Saved entries:
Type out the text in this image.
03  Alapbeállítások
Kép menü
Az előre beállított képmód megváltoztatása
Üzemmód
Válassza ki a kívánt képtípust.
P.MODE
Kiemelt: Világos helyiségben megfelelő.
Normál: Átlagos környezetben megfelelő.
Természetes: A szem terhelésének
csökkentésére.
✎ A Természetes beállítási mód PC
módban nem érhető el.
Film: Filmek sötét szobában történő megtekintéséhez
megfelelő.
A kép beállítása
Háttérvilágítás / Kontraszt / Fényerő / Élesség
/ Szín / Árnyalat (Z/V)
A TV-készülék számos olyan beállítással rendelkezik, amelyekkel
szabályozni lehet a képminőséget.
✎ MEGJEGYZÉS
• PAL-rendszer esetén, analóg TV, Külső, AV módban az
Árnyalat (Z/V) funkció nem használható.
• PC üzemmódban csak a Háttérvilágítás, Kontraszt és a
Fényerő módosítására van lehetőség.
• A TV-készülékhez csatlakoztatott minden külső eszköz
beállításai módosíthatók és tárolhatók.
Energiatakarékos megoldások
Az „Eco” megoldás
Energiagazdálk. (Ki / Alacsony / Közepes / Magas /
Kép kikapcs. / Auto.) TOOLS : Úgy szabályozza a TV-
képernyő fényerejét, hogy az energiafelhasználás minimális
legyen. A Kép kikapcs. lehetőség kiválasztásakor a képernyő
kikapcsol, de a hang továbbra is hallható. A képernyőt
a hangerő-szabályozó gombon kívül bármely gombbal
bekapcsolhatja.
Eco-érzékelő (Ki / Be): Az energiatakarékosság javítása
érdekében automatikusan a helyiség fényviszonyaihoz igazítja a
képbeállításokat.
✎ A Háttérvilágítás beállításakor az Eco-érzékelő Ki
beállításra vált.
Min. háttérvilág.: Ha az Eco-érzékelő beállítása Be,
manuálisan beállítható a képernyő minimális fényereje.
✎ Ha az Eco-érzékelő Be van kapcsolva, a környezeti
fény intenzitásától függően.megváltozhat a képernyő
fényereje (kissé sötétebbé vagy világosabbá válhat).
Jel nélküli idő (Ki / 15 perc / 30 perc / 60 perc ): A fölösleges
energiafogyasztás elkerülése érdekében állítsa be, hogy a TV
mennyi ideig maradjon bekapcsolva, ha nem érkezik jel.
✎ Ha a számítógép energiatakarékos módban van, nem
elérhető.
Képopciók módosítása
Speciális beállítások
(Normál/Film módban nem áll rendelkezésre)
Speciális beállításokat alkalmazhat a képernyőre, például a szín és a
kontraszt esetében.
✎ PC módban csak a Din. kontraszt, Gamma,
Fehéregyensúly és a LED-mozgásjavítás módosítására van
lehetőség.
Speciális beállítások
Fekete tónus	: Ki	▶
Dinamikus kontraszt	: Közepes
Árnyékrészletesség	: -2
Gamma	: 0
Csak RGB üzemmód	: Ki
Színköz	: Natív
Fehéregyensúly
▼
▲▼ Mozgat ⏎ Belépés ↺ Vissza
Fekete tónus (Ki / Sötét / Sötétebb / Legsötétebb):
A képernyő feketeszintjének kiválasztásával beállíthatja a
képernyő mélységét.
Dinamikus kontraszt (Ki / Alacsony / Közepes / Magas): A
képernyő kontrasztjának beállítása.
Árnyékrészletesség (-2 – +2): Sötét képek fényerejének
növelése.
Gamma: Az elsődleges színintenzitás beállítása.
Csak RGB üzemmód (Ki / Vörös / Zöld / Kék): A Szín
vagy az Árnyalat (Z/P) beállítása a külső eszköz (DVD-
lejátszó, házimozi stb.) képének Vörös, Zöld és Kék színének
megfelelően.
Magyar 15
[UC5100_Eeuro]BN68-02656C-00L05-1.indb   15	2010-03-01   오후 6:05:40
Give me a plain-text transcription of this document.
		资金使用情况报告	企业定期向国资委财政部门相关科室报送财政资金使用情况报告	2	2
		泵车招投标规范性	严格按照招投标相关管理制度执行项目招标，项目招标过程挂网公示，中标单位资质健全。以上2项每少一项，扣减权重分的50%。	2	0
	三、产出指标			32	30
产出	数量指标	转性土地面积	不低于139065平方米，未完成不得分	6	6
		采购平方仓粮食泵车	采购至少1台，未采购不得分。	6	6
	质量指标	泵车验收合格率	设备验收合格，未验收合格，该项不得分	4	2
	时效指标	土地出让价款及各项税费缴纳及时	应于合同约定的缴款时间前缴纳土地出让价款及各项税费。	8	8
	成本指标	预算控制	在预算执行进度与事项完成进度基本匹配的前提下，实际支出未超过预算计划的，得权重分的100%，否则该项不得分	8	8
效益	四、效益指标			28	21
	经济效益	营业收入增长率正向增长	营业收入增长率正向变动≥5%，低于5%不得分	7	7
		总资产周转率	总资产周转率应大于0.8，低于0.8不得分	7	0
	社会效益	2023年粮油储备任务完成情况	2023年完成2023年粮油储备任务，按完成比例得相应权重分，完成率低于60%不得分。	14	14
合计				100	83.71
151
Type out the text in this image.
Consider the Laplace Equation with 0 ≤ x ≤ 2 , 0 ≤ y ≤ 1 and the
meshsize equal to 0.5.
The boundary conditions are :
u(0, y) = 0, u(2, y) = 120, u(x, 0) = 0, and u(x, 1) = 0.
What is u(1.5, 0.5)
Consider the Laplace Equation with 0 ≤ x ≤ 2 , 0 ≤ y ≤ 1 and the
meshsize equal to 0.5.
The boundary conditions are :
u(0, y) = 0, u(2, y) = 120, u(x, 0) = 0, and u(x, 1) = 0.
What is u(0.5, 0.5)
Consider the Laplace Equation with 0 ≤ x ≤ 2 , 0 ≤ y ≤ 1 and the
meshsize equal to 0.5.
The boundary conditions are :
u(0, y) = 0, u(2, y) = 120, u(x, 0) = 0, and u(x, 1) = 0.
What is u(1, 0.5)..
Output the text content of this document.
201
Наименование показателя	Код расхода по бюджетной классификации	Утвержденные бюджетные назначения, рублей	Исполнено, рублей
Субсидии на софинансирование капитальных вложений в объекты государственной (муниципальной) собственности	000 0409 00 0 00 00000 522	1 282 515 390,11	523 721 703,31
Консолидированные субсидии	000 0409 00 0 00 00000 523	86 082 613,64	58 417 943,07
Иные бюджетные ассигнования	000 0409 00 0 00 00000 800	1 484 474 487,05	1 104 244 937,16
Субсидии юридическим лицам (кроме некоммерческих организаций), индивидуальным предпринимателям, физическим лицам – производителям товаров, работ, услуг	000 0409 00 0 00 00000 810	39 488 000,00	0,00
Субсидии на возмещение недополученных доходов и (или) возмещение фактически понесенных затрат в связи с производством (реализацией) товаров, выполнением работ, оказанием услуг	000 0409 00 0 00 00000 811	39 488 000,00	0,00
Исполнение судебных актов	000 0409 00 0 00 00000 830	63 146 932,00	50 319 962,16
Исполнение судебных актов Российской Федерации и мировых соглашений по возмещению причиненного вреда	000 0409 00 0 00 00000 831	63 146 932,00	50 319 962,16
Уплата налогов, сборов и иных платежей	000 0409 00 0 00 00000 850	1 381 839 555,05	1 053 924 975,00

§ **Goal**
Set down the listing above in full, please, exactly as it appears.

§ **Result**
Type out the text in this image.
03  Alapbeállítások
Kép menü
Az előre beállított képmód megváltoztatása
Üzemmód
Válassza ki a kívánt képtípust.
P.MODE
Kiemelt: Világos helyiségben megfelelő.
Normál: Átlagos környezetben megfelelő.
Természetes: A szem terhelésének
csökkentésére.
✎ A Természetes beállítási mód PC
módban nem érhető el.
Film: Filmek sötét szobában történő megtekintéséhez
megfelelő.
A kép beállítása
Háttérvilágítás / Kontraszt / Fényerő / Élesség
/ Szín / Árnyalat (Z/V)
A TV-készülék számos olyan beállítással rendelkezik, amelyekkel
szabályozni lehet a képminőséget.
✎ MEGJEGYZÉS
• PAL-rendszer esetén, analóg TV, Külső, AV módban az
Árnyalat (Z/V) funkció nem használható.
• PC üzemmódban csak a Háttérvilágítás, Kontraszt és a
Fényerő módosítására van lehetőség.
• A TV-készülékhez csatlakoztatott minden külső eszköz
beállításai módosíthatók és tárolhatók.
Energiatakarékos megoldások
Az „Eco” megoldás
Energiagazdálk. (Ki / Alacsony / Közepes / Magas /
Kép kikapcs. / Auto.) TOOLS : Úgy szabályozza a TV-
képernyő fényerejét, hogy az energiafelhasználás minimális
legyen. A Kép kikapcs. lehetőség kiválasztásakor a képernyő
kikapcsol, de a hang továbbra is hallható. A képernyőt
a hangerő-szabályozó gombon kívül bármely gombbal
bekapcsolhatja.
Eco-érzékelő (Ki / Be): Az energiatakarékosság javítása
érdekében automatikusan a helyiség fényviszonyaihoz igazítja a
képbeállításokat.
✎ A Háttérvilágítás beállításakor az Eco-érzékelő Ki
beállításra vált.
Min. háttérvilág.: Ha az Eco-érzékelő beállítása Be,
manuálisan beállítható a képernyő minimális fényereje.
✎ Ha az Eco-érzékelő Be van kapcsolva, a környezeti
fény intenzitásától függően.megváltozhat a képernyő
fényereje (kissé sötétebbé vagy világosabbá válhat).
Jel nélküli idő (Ki / 15 perc / 30 perc / 60 perc ): A fölösleges
energiafogyasztás elkerülése érdekében állítsa be, hogy a TV
mennyi ideig maradjon bekapcsolva, ha nem érkezik jel.
✎ Ha a számítógép energiatakarékos módban van, nem
elérhető.
Képopciók módosítása
Speciális beállítások
(Normál/Film módban nem áll rendelkezésre)
Speciális beállításokat alkalmazhat a képernyőre, például a szín és a
kontraszt esetében.
✎ PC módban csak a Din. kontraszt, Gamma,
Fehéregyensúly és a LED-mozgásjavítás módosítására van
lehetőség.
Speciális beállítások
Fekete tónus	: Ki	▶
Dinamikus kontraszt	: Közepes
Árnyékrészletesség	: -2
Gamma	: 0
Csak RGB üzemmód	: Ki
Színköz	: Natív
Fehéregyensúly
▼
▲▼ Mozgat ⏎ Belépés ↺ Vissza
Fekete tónus (Ki / Sötét / Sötétebb / Legsötétebb):
A képernyő feketeszintjének kiválasztásával beállíthatja a
képernyő mélységét.
Dinamikus kontraszt (Ki / Alacsony / Közepes / Magas): A
képernyő kontrasztjának beállítása.
Árnyékrészletesség (-2 – +2): Sötét képek fényerejének
növelése.
Gamma: Az elsődleges színintenzitás beállítása.
Csak RGB üzemmód (Ki / Vörös / Zöld / Kék): A Szín
vagy az Árnyalat (Z/P) beállítása a külső eszköz (DVD-
lejátszó, házimozi stb.) képének Vörös, Zöld és Kék színének
megfelelően.
Magyar 15
[UC5100_Eeuro]BN68-02656C-00L05-1.indb   15	2010-03-01   오후 6:05:40
Give me a plain-text transcription of this document.
		资金使用情况报告	企业定期向国资委财政部门相关科室报送财政资金使用情况报告	2	2
		泵车招投标规范性	严格按照招投标相关管理制度执行项目招标，项目招标过程挂网公示，中标单位资质健全。以上2项每少一项，扣减权重分的50%。	2	0
	三、产出指标			32	30
产出	数量指标	转性土地面积	不低于139065平方米，未完成不得分	6	6
		采购平方仓粮食泵车	采购至少1台，未采购不得分。	6	6
	质量指标	泵车验收合格率	设备验收合格，未验收合格，该项不得分	4	2
	时效指标	土地出让价款及各项税费缴纳及时	应于合同约定的缴款时间前缴纳土地出让价款及各项税费。	8	8
	成本指标	预算控制	在预算执行进度与事项完成进度基本匹配的前提下，实际支出未超过预算计划的，得权重分的100%，否则该项不得分	8	8
效益	四、效益指标			28	21
	经济效益	营业收入增长率正向增长	营业收入增长率正向变动≥5%，低于5%不得分	7	7
		总资产周转率	总资产周转率应大于0.8，低于0.8不得分	7	0
	社会效益	2023年粮油储备任务完成情况	2023年完成2023年粮油储备任务，按完成比例得相应权重分，完成率低于60%不得分。	14	14
合计				100	83.71
151
Type out the text in this image.
Consider the Laplace Equation with 0 ≤ x ≤ 2 , 0 ≤ y ≤ 1 and the
meshsize equal to 0.5.
The boundary conditions are :
u(0, y) = 0, u(2, y) = 120, u(x, 0) = 0, and u(x, 1) = 0.
What is u(1.5, 0.5)
Consider the Laplace Equation with 0 ≤ x ≤ 2 , 0 ≤ y ≤ 1 and the
meshsize equal to 0.5.
The boundary conditions are :
u(0, y) = 0, u(2, y) = 120, u(x, 0) = 0, and u(x, 1) = 0.
What is u(0.5, 0.5)
Consider the Laplace Equation with 0 ≤ x ≤ 2 , 0 ≤ y ≤ 1 and the
meshsize equal to 0.5.
The boundary conditions are :
u(0, y) = 0, u(2, y) = 120, u(x, 0) = 0, and u(x, 1) = 0.
What is u(1, 0.5)..
Output the text content of this document.
201
Наименование показателя	Код расхода по бюджетной классификации	Утвержденные бюджетные назначения, рублей	Исполнено, рублей
Субсидии на софинансирование капитальных вложений в объекты государственной (муниципальной) собственности	000 0409 00 0 00 00000 522	1 282 515 390,11	523 721 703,31
Консолидированные субсидии	000 0409 00 0 00 00000 523	86 082 613,64	58 417 943,07
Иные бюджетные ассигнования	000 0409 00 0 00 00000 800	1 484 474 487,05	1 104 244 937,16
Субсидии юридическим лицам (кроме некоммерческих организаций), индивидуальным предпринимателям, физическим лицам – производителям товаров, работ, услуг	000 0409 00 0 00 00000 810	39 488 000,00	0,00
Субсидии на возмещение недополученных доходов и (или) возмещение фактически понесенных затрат в связи с производством (реализацией) товаров, выполнением работ, оказанием услуг	000 0409 00 0 00 00000 811	39 488 000,00	0,00
Исполнение судебных актов	000 0409 00 0 00 00000 830	63 146 932,00	50 319 962,16
Исполнение судебных актов Российской Федерации и мировых соглашений по возмещению причиненного вреда	000 0409 00 0 00 00000 831	63 146 932,00	50 319 962,16
Уплата налогов, сборов и иных платежей	000 0409 00 0 00 00000 850	1 381 839 555,05	1 053 924 975,00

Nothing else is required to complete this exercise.